Reproduce the data exactly.

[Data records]
◆ ◆ ◆ ◆

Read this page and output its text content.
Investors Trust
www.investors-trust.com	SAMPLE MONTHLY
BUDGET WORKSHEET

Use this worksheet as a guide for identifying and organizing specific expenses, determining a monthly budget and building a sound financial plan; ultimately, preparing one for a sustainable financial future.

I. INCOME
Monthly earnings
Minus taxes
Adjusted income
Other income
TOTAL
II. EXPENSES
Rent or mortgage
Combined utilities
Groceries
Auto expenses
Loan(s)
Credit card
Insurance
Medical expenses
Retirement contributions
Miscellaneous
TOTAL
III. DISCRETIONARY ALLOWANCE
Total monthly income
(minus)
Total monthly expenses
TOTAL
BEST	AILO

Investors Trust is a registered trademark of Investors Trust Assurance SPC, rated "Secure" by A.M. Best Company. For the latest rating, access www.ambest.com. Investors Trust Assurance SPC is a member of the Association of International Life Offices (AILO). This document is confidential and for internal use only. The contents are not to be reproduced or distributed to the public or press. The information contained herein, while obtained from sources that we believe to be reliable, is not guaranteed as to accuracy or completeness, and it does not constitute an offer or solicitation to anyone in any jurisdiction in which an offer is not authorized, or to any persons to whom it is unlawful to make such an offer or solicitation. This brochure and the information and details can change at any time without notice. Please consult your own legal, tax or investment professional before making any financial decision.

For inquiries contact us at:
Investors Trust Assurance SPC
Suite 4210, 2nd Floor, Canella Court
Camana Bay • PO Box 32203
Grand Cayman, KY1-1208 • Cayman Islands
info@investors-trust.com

◆ ◆ ◆ ◆

* **The completed task**:
Read this page and output its text content.
Investors Trust
www.investors-trust.com	SAMPLE MONTHLY
BUDGET WORKSHEET

Use this worksheet as a guide for identifying and organizing specific expenses, determining a monthly budget and building a sound financial plan; ultimately, preparing one for a sustainable financial future.

I. INCOME
Monthly earnings
Minus taxes
Adjusted income
Other income
TOTAL
II. EXPENSES
Rent or mortgage
Combined utilities
Groceries
Auto expenses
Loan(s)
Credit card
Insurance
Medical expenses
Retirement contributions
Miscellaneous
TOTAL
III. DISCRETIONARY ALLOWANCE
Total monthly income
(minus)
Total monthly expenses
TOTAL
BEST	AILO

Investors Trust is a registered trademark of Investors Trust Assurance SPC, rated "Secure" by A.M. Best Company. For the latest rating, access www.ambest.com. Investors Trust Assurance SPC is a member of the Association of International Life Offices (AILO). This document is confidential and for internal use only. The contents are not to be reproduced or distributed to the public or press. The information contained herein, while obtained from sources that we believe to be reliable, is not guaranteed as to accuracy or completeness, and it does not constitute an offer or solicitation to anyone in any jurisdiction in which an offer is not authorized, or to any persons to whom it is unlawful to make such an offer or solicitation. This brochure and the information and details can change at any time without notice. Please consult your own legal, tax or investment professional before making any financial decision.

For inquiries contact us at:
Investors Trust Assurance SPC
Suite 4210, 2nd Floor, Canella Court
Camana Bay • PO Box 32203
Grand Cayman, KY1-1208 • Cayman Islands
info@investors-trust.com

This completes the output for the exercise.